[BEGIN Data listing]

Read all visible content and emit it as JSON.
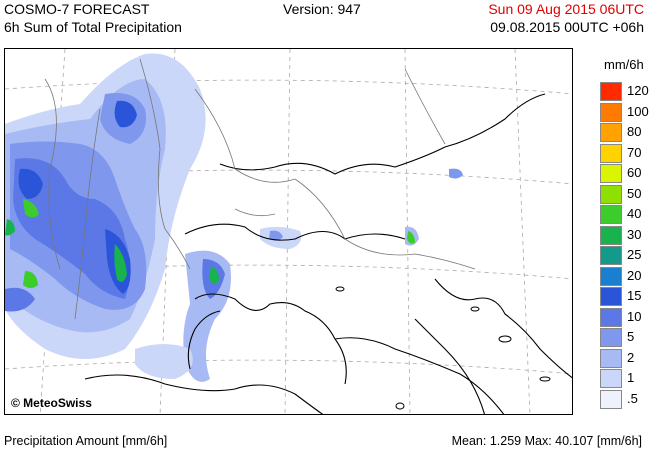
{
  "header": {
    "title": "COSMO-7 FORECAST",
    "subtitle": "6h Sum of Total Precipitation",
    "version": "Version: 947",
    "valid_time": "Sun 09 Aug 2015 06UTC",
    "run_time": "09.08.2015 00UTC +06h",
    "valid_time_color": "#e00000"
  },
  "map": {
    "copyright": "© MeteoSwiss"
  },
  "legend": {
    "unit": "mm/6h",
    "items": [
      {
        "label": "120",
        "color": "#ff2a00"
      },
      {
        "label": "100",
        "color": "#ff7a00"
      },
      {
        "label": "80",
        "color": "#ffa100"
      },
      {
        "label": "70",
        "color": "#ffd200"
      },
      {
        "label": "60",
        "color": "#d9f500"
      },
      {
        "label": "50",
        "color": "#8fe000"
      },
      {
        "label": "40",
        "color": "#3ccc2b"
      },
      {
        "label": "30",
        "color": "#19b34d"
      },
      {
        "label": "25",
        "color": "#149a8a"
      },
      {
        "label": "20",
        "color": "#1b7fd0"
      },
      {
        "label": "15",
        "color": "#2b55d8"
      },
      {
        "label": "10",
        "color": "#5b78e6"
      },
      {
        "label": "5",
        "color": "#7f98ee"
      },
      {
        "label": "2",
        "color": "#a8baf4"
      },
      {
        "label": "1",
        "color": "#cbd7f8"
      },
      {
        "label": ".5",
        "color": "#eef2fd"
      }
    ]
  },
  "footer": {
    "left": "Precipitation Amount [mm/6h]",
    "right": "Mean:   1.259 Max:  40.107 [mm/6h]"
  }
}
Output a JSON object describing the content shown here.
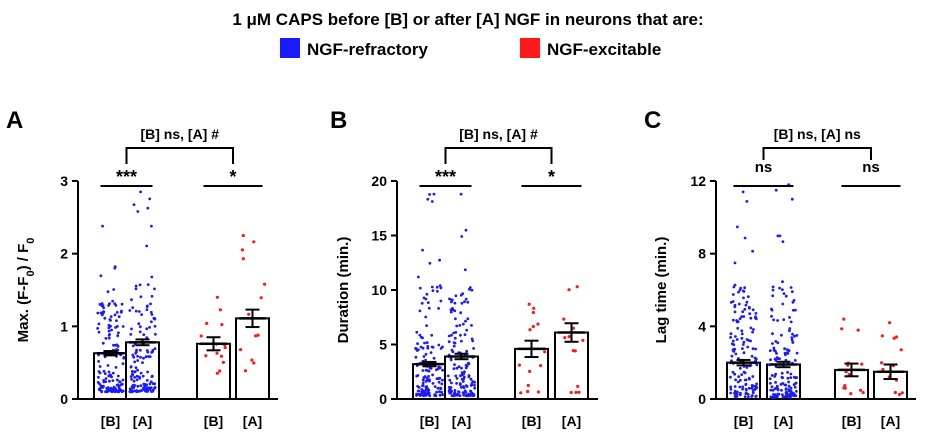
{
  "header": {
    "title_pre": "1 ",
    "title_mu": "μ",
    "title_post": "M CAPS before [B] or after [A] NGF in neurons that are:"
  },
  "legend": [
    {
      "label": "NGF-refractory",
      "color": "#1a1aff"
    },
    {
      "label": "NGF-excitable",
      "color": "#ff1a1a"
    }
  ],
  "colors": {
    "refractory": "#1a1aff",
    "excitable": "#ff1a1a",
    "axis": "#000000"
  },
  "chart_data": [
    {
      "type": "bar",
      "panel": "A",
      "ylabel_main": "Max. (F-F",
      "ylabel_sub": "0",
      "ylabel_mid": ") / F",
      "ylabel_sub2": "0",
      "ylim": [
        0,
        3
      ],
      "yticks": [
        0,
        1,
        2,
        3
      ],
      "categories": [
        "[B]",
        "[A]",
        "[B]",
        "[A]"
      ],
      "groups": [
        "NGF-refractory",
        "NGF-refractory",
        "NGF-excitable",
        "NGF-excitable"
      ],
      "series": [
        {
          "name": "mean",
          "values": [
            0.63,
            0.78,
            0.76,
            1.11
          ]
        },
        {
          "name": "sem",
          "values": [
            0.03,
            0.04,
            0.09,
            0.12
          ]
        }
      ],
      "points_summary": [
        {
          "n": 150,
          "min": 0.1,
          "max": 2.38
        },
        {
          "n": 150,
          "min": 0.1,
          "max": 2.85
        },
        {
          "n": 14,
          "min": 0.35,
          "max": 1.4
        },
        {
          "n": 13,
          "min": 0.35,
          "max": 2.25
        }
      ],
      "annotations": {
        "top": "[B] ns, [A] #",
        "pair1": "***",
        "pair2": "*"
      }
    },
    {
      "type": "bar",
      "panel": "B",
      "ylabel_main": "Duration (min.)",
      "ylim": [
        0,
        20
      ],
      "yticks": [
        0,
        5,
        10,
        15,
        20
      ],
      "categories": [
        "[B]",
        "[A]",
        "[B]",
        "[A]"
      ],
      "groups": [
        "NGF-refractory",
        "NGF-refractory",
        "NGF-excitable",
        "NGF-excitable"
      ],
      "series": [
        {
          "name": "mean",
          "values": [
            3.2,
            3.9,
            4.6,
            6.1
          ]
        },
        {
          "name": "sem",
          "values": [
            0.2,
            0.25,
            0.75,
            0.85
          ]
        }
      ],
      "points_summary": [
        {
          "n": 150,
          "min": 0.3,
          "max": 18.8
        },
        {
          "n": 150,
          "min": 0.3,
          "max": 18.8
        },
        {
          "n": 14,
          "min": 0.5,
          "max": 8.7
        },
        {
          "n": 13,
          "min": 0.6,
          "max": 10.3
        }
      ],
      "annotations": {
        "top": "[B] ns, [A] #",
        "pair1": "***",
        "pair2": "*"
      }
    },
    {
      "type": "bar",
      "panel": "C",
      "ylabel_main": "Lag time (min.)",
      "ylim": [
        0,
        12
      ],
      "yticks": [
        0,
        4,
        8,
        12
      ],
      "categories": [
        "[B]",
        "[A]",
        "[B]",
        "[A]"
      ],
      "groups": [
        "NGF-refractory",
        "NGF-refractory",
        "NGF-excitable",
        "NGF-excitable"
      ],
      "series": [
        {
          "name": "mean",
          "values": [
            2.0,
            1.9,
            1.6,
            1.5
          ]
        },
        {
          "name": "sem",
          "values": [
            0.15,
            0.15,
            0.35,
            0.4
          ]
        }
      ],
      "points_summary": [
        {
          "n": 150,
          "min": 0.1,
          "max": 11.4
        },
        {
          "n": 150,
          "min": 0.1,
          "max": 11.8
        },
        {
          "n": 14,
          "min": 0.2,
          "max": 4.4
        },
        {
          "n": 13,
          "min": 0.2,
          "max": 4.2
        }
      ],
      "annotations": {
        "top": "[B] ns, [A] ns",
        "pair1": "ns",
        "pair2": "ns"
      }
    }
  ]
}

[END Data listing]

_Stated exercise_
Transcribe the full listing above exactly, with the images removed.

_Response to the exercise_
Read all visible content and emit it as JSON.
{
  "header": {
    "title": "COSMO-7 FORECAST",
    "subtitle": "6h Sum of Total Precipitation",
    "version": "Version: 947",
    "valid_time": "Sun 09 Aug 2015 06UTC",
    "run_time": "09.08.2015 00UTC +06h",
    "valid_time_color": "#e00000"
  },
  "map": {
    "copyright": "© MeteoSwiss"
  },
  "legend": {
    "unit": "mm/6h",
    "items": [
      {
        "label": "120",
        "color": "#ff2a00"
      },
      {
        "label": "100",
        "color": "#ff7a00"
      },
      {
        "label": "80",
        "color": "#ffa100"
      },
      {
        "label": "70",
        "color": "#ffd200"
      },
      {
        "label": "60",
        "color": "#d9f500"
      },
      {
        "label": "50",
        "color": "#8fe000"
      },
      {
        "label": "40",
        "color": "#3ccc2b"
      },
      {
        "label": "30",
        "color": "#19b34d"
      },
      {
        "label": "25",
        "color": "#149a8a"
      },
      {
        "label": "20",
        "color": "#1b7fd0"
      },
      {
        "label": "15",
        "color": "#2b55d8"
      },
      {
        "label": "10",
        "color": "#5b78e6"
      },
      {
        "label": "5",
        "color": "#7f98ee"
      },
      {
        "label": "2",
        "color": "#a8baf4"
      },
      {
        "label": "1",
        "color": "#cbd7f8"
      },
      {
        "label": ".5",
        "color": "#eef2fd"
      }
    ]
  },
  "footer": {
    "left": "Precipitation Amount [mm/6h]",
    "right": "Mean:   1.259 Max:  40.107 [mm/6h]"
  }
}
Output a JSON object describing the content shown here.
{
  "header": {
    "title_pre": "1 ",
    "title_mu": "μ",
    "title_post": "M CAPS before [B] or after [A] NGF in neurons that are:"
  },
  "legend": [
    {
      "label": "NGF-refractory",
      "color": "#1a1aff"
    },
    {
      "label": "NGF-excitable",
      "color": "#ff1a1a"
    }
  ],
  "colors": {
    "refractory": "#1a1aff",
    "excitable": "#ff1a1a",
    "axis": "#000000"
  },
  "chart_data": [
    {
      "type": "bar",
      "panel": "A",
      "ylabel_main": "Max. (F-F",
      "ylabel_sub": "0",
      "ylabel_mid": ") / F",
      "ylabel_sub2": "0",
      "ylim": [
        0,
        3
      ],
      "yticks": [
        0,
        1,
        2,
        3
      ],
      "categories": [
        "[B]",
        "[A]",
        "[B]",
        "[A]"
      ],
      "groups": [
        "NGF-refractory",
        "NGF-refractory",
        "NGF-excitable",
        "NGF-excitable"
      ],
      "series": [
        {
          "name": "mean",
          "values": [
            0.63,
            0.78,
            0.76,
            1.11
          ]
        },
        {
          "name": "sem",
          "values": [
            0.03,
            0.04,
            0.09,
            0.12
          ]
        }
      ],
      "points_summary": [
        {
          "n": 150,
          "min": 0.1,
          "max": 2.38
        },
        {
          "n": 150,
          "min": 0.1,
          "max": 2.85
        },
        {
          "n": 14,
          "min": 0.35,
          "max": 1.4
        },
        {
          "n": 13,
          "min": 0.35,
          "max": 2.25
        }
      ],
      "annotations": {
        "top": "[B] ns, [A] #",
        "pair1": "***",
        "pair2": "*"
      }
    },
    {
      "type": "bar",
      "panel": "B",
      "ylabel_main": "Duration (min.)",
      "ylim": [
        0,
        20
      ],
      "yticks": [
        0,
        5,
        10,
        15,
        20
      ],
      "categories": [
        "[B]",
        "[A]",
        "[B]",
        "[A]"
      ],
      "groups": [
        "NGF-refractory",
        "NGF-refractory",
        "NGF-excitable",
        "NGF-excitable"
      ],
      "series": [
        {
          "name": "mean",
          "values": [
            3.2,
            3.9,
            4.6,
            6.1
          ]
        },
        {
          "name": "sem",
          "values": [
            0.2,
            0.25,
            0.75,
            0.85
          ]
        }
      ],
      "points_summary": [
        {
          "n": 150,
          "min": 0.3,
          "max": 18.8
        },
        {
          "n": 150,
          "min": 0.3,
          "max": 18.8
        },
        {
          "n": 14,
          "min": 0.5,
          "max": 8.7
        },
        {
          "n": 13,
          "min": 0.6,
          "max": 10.3
        }
      ],
      "annotations": {
        "top": "[B] ns, [A] #",
        "pair1": "***",
        "pair2": "*"
      }
    },
    {
      "type": "bar",
      "panel": "C",
      "ylabel_main": "Lag time (min.)",
      "ylim": [
        0,
        12
      ],
      "yticks": [
        0,
        4,
        8,
        12
      ],
      "categories": [
        "[B]",
        "[A]",
        "[B]",
        "[A]"
      ],
      "groups": [
        "NGF-refractory",
        "NGF-refractory",
        "NGF-excitable",
        "NGF-excitable"
      ],
      "series": [
        {
          "name": "mean",
          "values": [
            2.0,
            1.9,
            1.6,
            1.5
          ]
        },
        {
          "name": "sem",
          "values": [
            0.15,
            0.15,
            0.35,
            0.4
          ]
        }
      ],
      "points_summary": [
        {
          "n": 150,
          "min": 0.1,
          "max": 11.4
        },
        {
          "n": 150,
          "min": 0.1,
          "max": 11.8
        },
        {
          "n": 14,
          "min": 0.2,
          "max": 4.4
        },
        {
          "n": 13,
          "min": 0.2,
          "max": 4.2
        }
      ],
      "annotations": {
        "top": "[B] ns, [A] ns",
        "pair1": "ns",
        "pair2": "ns"
      }
    }
  ]
}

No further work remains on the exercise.